### Data
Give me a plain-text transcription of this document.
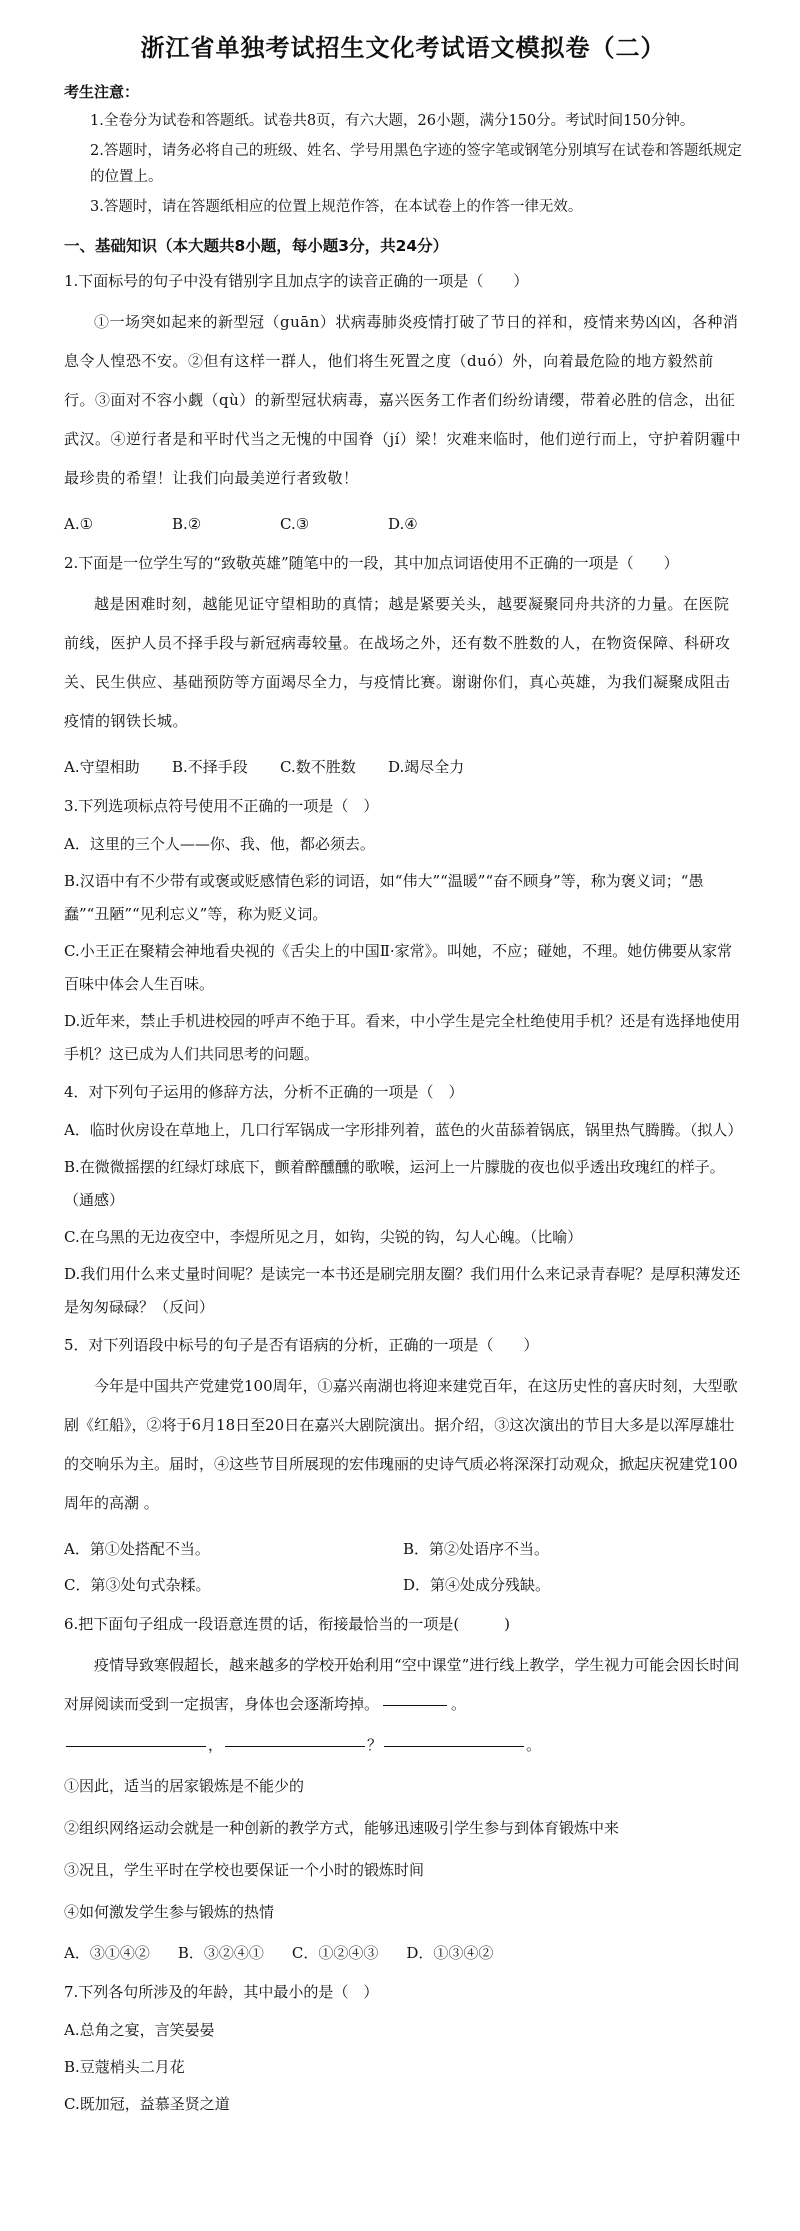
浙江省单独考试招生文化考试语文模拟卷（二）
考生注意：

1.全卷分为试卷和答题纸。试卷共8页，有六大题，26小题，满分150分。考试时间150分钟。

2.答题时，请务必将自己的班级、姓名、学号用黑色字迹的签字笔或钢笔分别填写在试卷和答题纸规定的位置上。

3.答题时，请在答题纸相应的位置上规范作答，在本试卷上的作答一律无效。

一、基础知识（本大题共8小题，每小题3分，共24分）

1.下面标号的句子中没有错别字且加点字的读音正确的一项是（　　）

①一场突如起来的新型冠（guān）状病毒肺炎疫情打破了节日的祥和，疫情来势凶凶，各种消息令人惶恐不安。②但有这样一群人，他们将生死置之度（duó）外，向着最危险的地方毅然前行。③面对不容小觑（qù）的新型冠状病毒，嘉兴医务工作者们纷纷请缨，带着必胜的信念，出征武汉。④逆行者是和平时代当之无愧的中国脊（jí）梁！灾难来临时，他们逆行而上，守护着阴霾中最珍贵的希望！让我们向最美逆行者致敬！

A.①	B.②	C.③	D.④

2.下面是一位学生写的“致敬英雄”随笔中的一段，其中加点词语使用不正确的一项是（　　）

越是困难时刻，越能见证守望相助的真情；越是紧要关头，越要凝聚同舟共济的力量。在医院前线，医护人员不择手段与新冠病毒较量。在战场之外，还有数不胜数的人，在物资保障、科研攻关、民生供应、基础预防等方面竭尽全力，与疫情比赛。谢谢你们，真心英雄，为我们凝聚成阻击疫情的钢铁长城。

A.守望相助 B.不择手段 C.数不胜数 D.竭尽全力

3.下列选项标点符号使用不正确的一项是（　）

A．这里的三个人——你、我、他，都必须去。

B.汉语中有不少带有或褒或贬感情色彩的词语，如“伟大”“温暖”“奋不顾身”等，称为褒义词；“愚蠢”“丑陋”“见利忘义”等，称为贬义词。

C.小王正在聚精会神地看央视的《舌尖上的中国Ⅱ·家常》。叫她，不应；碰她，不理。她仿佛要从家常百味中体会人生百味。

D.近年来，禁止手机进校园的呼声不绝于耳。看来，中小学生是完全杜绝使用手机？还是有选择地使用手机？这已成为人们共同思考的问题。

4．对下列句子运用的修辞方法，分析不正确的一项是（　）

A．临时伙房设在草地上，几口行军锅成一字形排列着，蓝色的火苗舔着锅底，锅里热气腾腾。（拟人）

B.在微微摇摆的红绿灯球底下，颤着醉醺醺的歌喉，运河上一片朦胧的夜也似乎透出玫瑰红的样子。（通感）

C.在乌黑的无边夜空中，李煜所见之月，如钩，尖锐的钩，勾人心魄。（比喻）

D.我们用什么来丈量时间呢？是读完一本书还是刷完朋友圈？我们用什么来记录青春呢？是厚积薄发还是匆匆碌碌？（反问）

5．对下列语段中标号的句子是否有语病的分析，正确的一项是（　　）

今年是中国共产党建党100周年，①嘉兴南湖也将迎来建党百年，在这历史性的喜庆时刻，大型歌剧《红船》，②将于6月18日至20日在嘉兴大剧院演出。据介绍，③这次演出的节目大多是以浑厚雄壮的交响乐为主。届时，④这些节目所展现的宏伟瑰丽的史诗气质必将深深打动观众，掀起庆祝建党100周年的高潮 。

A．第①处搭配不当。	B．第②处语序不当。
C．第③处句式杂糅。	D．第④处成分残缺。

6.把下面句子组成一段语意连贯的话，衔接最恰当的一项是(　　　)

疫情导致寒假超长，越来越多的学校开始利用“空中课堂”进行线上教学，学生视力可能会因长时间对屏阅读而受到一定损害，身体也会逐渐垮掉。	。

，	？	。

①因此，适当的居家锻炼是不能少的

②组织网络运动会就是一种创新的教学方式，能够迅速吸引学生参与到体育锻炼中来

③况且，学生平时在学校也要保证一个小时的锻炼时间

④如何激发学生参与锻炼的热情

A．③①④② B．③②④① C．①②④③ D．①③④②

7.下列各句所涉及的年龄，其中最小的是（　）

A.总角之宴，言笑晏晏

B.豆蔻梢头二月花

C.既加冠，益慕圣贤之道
######
Restate each of the entries above word for word and skip every image.

> [Correct response]:
Give me a plain-text transcription of this document.
浙江省单独考试招生文化考试语文模拟卷（二）
考生注意：

1.全卷分为试卷和答题纸。试卷共8页，有六大题，26小题，满分150分。考试时间150分钟。

2.答题时，请务必将自己的班级、姓名、学号用黑色字迹的签字笔或钢笔分别填写在试卷和答题纸规定的位置上。

3.答题时，请在答题纸相应的位置上规范作答，在本试卷上的作答一律无效。

一、基础知识（本大题共8小题，每小题3分，共24分）

1.下面标号的句子中没有错别字且加点字的读音正确的一项是（　　）

①一场突如起来的新型冠（guān）状病毒肺炎疫情打破了节日的祥和，疫情来势凶凶，各种消息令人惶恐不安。②但有这样一群人，他们将生死置之度（duó）外，向着最危险的地方毅然前行。③面对不容小觑（qù）的新型冠状病毒，嘉兴医务工作者们纷纷请缨，带着必胜的信念，出征武汉。④逆行者是和平时代当之无愧的中国脊（jí）梁！灾难来临时，他们逆行而上，守护着阴霾中最珍贵的希望！让我们向最美逆行者致敬！

A.①	B.②	C.③	D.④

2.下面是一位学生写的“致敬英雄”随笔中的一段，其中加点词语使用不正确的一项是（　　）

越是困难时刻，越能见证守望相助的真情；越是紧要关头，越要凝聚同舟共济的力量。在医院前线，医护人员不择手段与新冠病毒较量。在战场之外，还有数不胜数的人，在物资保障、科研攻关、民生供应、基础预防等方面竭尽全力，与疫情比赛。谢谢你们，真心英雄，为我们凝聚成阻击疫情的钢铁长城。

A.守望相助 B.不择手段 C.数不胜数 D.竭尽全力

3.下列选项标点符号使用不正确的一项是（　）

A．这里的三个人——你、我、他，都必须去。

B.汉语中有不少带有或褒或贬感情色彩的词语，如“伟大”“温暖”“奋不顾身”等，称为褒义词；“愚蠢”“丑陋”“见利忘义”等，称为贬义词。

C.小王正在聚精会神地看央视的《舌尖上的中国Ⅱ·家常》。叫她，不应；碰她，不理。她仿佛要从家常百味中体会人生百味。

D.近年来，禁止手机进校园的呼声不绝于耳。看来，中小学生是完全杜绝使用手机？还是有选择地使用手机？这已成为人们共同思考的问题。

4．对下列句子运用的修辞方法，分析不正确的一项是（　）

A．临时伙房设在草地上，几口行军锅成一字形排列着，蓝色的火苗舔着锅底，锅里热气腾腾。（拟人）

B.在微微摇摆的红绿灯球底下，颤着醉醺醺的歌喉，运河上一片朦胧的夜也似乎透出玫瑰红的样子。（通感）

C.在乌黑的无边夜空中，李煜所见之月，如钩，尖锐的钩，勾人心魄。（比喻）

D.我们用什么来丈量时间呢？是读完一本书还是刷完朋友圈？我们用什么来记录青春呢？是厚积薄发还是匆匆碌碌？（反问）

5．对下列语段中标号的句子是否有语病的分析，正确的一项是（　　）

今年是中国共产党建党100周年，①嘉兴南湖也将迎来建党百年，在这历史性的喜庆时刻，大型歌剧《红船》，②将于6月18日至20日在嘉兴大剧院演出。据介绍，③这次演出的节目大多是以浑厚雄壮的交响乐为主。届时，④这些节目所展现的宏伟瑰丽的史诗气质必将深深打动观众，掀起庆祝建党100周年的高潮 。

A．第①处搭配不当。	B．第②处语序不当。
C．第③处句式杂糅。	D．第④处成分残缺。

6.把下面句子组成一段语意连贯的话，衔接最恰当的一项是(　　　)

疫情导致寒假超长，越来越多的学校开始利用“空中课堂”进行线上教学，学生视力可能会因长时间对屏阅读而受到一定损害，身体也会逐渐垮掉。	。

，	？	。

①因此，适当的居家锻炼是不能少的

②组织网络运动会就是一种创新的教学方式，能够迅速吸引学生参与到体育锻炼中来

③况且，学生平时在学校也要保证一个小时的锻炼时间

④如何激发学生参与锻炼的热情

A．③①④② B．③②④① C．①②④③ D．①③④②

7.下列各句所涉及的年龄，其中最小的是（　）

A.总角之宴，言笑晏晏

B.豆蔻梢头二月花

C.既加冠，益慕圣贤之道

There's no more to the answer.